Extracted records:
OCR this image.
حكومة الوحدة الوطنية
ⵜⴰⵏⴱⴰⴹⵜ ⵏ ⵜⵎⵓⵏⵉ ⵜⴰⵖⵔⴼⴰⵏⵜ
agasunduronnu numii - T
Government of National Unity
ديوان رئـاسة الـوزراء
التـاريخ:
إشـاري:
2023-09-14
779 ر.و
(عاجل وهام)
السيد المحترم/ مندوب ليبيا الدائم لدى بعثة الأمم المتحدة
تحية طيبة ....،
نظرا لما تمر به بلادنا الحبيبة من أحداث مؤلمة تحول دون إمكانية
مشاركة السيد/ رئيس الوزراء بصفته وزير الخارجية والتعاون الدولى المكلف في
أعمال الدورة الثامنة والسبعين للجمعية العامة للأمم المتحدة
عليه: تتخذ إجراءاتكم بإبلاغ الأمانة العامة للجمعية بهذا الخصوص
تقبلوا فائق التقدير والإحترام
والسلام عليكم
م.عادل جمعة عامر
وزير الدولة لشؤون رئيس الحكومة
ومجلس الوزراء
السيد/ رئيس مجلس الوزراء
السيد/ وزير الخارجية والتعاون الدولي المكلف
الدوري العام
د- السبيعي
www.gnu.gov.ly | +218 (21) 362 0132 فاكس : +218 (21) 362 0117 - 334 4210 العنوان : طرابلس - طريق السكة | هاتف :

* **Written problem**
Report how many lines in the listing include the word "المكلف". Give nothing but the count.

* **Correct output**
2